The following data needs to be repeated exactly, with all images excluded.

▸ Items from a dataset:
+ + + + + + +
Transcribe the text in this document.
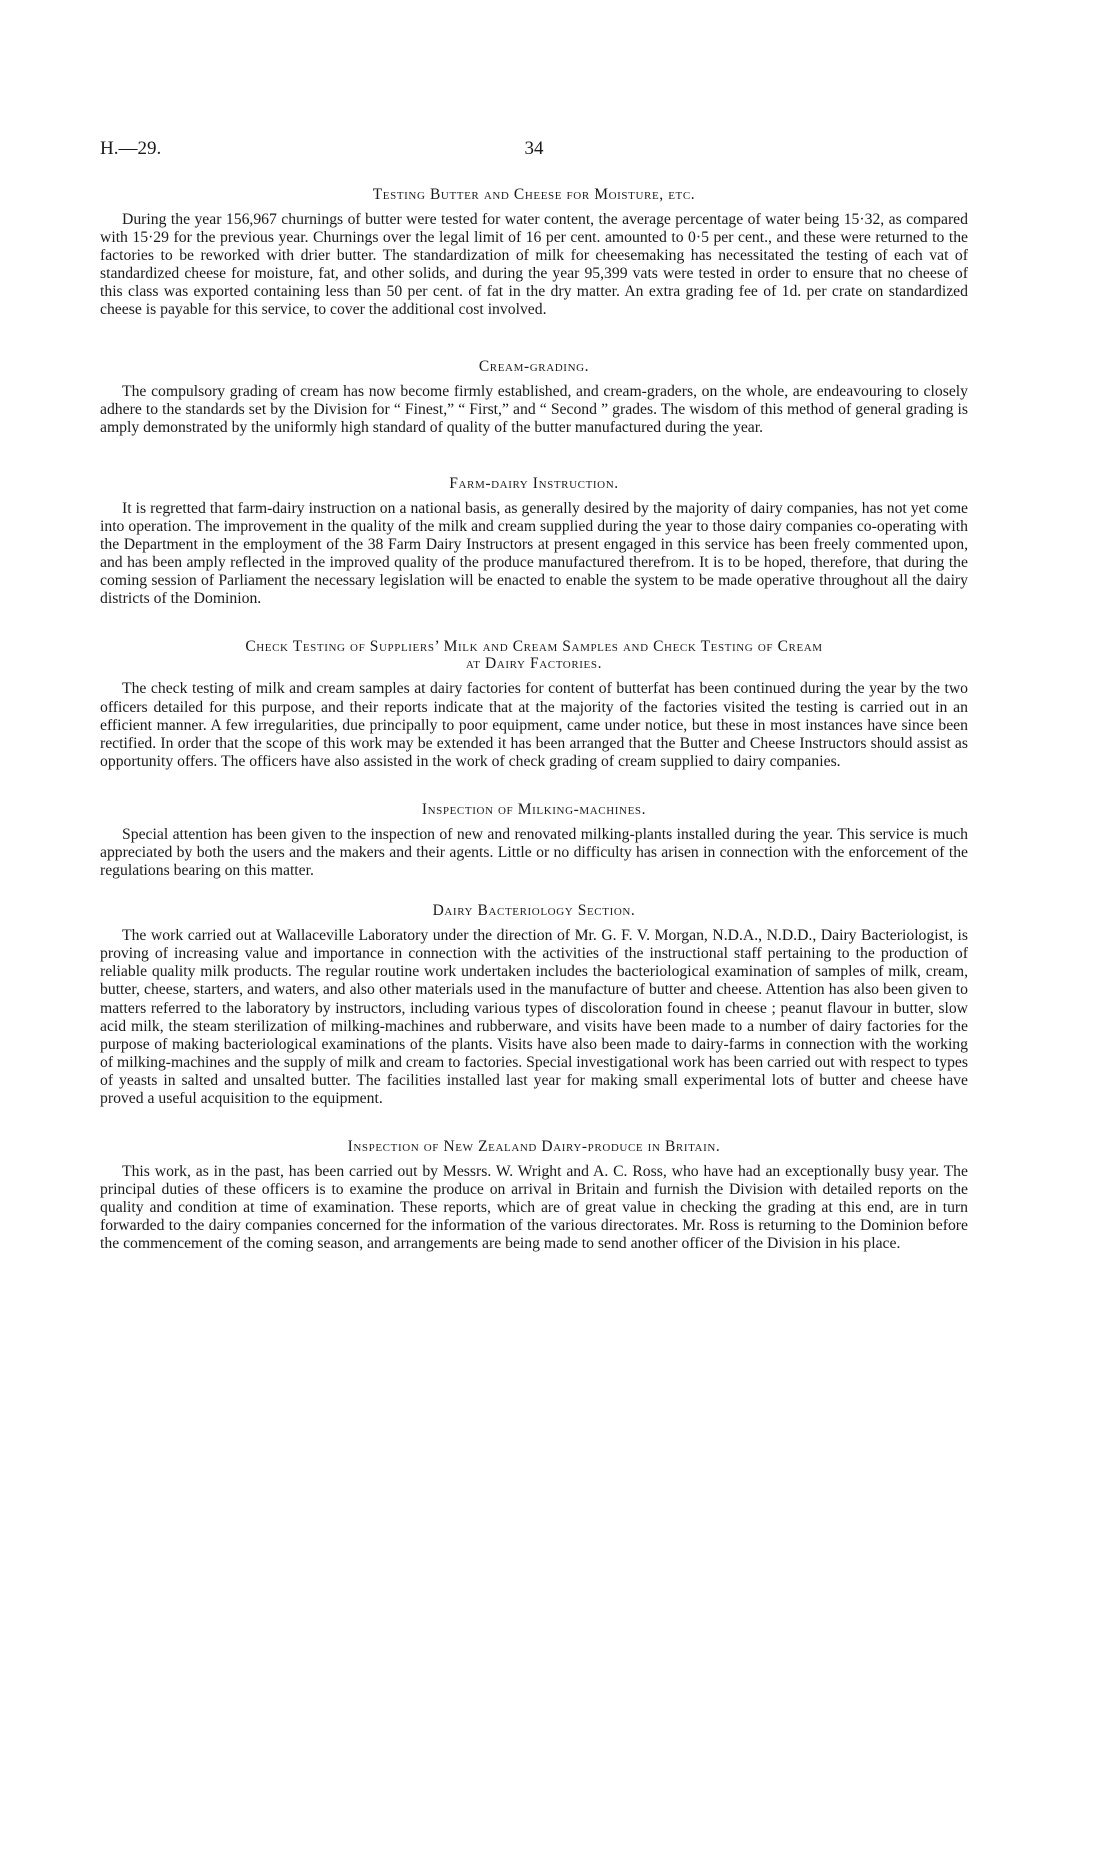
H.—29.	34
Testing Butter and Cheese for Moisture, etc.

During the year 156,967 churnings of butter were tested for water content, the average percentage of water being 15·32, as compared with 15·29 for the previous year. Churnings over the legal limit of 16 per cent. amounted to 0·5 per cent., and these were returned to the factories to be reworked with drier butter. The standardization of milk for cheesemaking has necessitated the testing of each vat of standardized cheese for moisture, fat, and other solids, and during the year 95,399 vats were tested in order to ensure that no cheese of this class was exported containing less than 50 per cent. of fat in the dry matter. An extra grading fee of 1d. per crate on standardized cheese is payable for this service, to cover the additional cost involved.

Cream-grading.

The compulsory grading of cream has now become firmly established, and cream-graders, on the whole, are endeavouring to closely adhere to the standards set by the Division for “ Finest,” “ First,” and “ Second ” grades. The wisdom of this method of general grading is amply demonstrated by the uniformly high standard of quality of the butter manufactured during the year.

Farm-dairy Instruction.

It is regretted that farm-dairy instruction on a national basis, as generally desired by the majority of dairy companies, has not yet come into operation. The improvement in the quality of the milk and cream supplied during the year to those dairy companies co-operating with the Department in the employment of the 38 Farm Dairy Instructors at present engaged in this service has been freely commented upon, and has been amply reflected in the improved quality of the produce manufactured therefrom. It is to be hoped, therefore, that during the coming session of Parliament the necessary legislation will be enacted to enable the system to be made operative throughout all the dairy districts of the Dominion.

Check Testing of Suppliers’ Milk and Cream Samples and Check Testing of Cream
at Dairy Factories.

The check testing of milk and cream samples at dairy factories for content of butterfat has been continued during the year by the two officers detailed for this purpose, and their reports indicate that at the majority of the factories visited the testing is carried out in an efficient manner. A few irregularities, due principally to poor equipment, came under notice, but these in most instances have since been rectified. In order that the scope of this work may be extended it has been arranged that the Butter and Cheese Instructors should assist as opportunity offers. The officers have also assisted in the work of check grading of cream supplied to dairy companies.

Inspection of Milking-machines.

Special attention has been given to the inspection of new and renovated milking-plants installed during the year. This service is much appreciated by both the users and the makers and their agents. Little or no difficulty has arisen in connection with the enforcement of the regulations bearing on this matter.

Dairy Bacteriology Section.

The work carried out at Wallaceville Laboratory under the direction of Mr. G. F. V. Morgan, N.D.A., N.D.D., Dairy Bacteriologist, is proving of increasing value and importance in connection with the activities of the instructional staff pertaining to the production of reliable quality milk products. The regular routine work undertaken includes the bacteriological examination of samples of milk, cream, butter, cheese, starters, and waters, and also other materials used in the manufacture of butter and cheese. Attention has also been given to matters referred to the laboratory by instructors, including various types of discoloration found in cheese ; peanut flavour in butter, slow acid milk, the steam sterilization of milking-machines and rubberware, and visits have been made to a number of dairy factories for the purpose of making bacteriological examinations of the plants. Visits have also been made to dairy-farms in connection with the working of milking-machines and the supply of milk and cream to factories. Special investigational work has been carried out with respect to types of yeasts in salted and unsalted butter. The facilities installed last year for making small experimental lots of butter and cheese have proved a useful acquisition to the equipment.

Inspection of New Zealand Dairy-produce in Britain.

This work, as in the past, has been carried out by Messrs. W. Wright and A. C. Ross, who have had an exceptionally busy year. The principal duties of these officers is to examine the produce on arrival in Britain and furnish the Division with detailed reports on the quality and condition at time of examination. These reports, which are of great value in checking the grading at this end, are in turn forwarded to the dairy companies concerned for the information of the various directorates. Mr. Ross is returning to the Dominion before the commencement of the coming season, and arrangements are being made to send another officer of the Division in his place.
+ + + + + + +
▸ Problem solution:
Transcribe the text in this document.
H.—29.	34
Testing Butter and Cheese for Moisture, etc.

During the year 156,967 churnings of butter were tested for water content, the average percentage of water being 15·32, as compared with 15·29 for the previous year. Churnings over the legal limit of 16 per cent. amounted to 0·5 per cent., and these were returned to the factories to be reworked with drier butter. The standardization of milk for cheesemaking has necessitated the testing of each vat of standardized cheese for moisture, fat, and other solids, and during the year 95,399 vats were tested in order to ensure that no cheese of this class was exported containing less than 50 per cent. of fat in the dry matter. An extra grading fee of 1d. per crate on standardized cheese is payable for this service, to cover the additional cost involved.

Cream-grading.

The compulsory grading of cream has now become firmly established, and cream-graders, on the whole, are endeavouring to closely adhere to the standards set by the Division for “ Finest,” “ First,” and “ Second ” grades. The wisdom of this method of general grading is amply demonstrated by the uniformly high standard of quality of the butter manufactured during the year.

Farm-dairy Instruction.

It is regretted that farm-dairy instruction on a national basis, as generally desired by the majority of dairy companies, has not yet come into operation. The improvement in the quality of the milk and cream supplied during the year to those dairy companies co-operating with the Department in the employment of the 38 Farm Dairy Instructors at present engaged in this service has been freely commented upon, and has been amply reflected in the improved quality of the produce manufactured therefrom. It is to be hoped, therefore, that during the coming session of Parliament the necessary legislation will be enacted to enable the system to be made operative throughout all the dairy districts of the Dominion.

Check Testing of Suppliers’ Milk and Cream Samples and Check Testing of Cream
at Dairy Factories.

The check testing of milk and cream samples at dairy factories for content of butterfat has been continued during the year by the two officers detailed for this purpose, and their reports indicate that at the majority of the factories visited the testing is carried out in an efficient manner. A few irregularities, due principally to poor equipment, came under notice, but these in most instances have since been rectified. In order that the scope of this work may be extended it has been arranged that the Butter and Cheese Instructors should assist as opportunity offers. The officers have also assisted in the work of check grading of cream supplied to dairy companies.

Inspection of Milking-machines.

Special attention has been given to the inspection of new and renovated milking-plants installed during the year. This service is much appreciated by both the users and the makers and their agents. Little or no difficulty has arisen in connection with the enforcement of the regulations bearing on this matter.

Dairy Bacteriology Section.

The work carried out at Wallaceville Laboratory under the direction of Mr. G. F. V. Morgan, N.D.A., N.D.D., Dairy Bacteriologist, is proving of increasing value and importance in connection with the activities of the instructional staff pertaining to the production of reliable quality milk products. The regular routine work undertaken includes the bacteriological examination of samples of milk, cream, butter, cheese, starters, and waters, and also other materials used in the manufacture of butter and cheese. Attention has also been given to matters referred to the laboratory by instructors, including various types of discoloration found in cheese ; peanut flavour in butter, slow acid milk, the steam sterilization of milking-machines and rubberware, and visits have been made to a number of dairy factories for the purpose of making bacteriological examinations of the plants. Visits have also been made to dairy-farms in connection with the working of milking-machines and the supply of milk and cream to factories. Special investigational work has been carried out with respect to types of yeasts in salted and unsalted butter. The facilities installed last year for making small experimental lots of butter and cheese have proved a useful acquisition to the equipment.

Inspection of New Zealand Dairy-produce in Britain.

This work, as in the past, has been carried out by Messrs. W. Wright and A. C. Ross, who have had an exceptionally busy year. The principal duties of these officers is to examine the produce on arrival in Britain and furnish the Division with detailed reports on the quality and condition at time of examination. These reports, which are of great value in checking the grading at this end, are in turn forwarded to the dairy companies concerned for the information of the various directorates. Mr. Ross is returning to the Dominion before the commencement of the coming season, and arrangements are being made to send another officer of the Division in his place.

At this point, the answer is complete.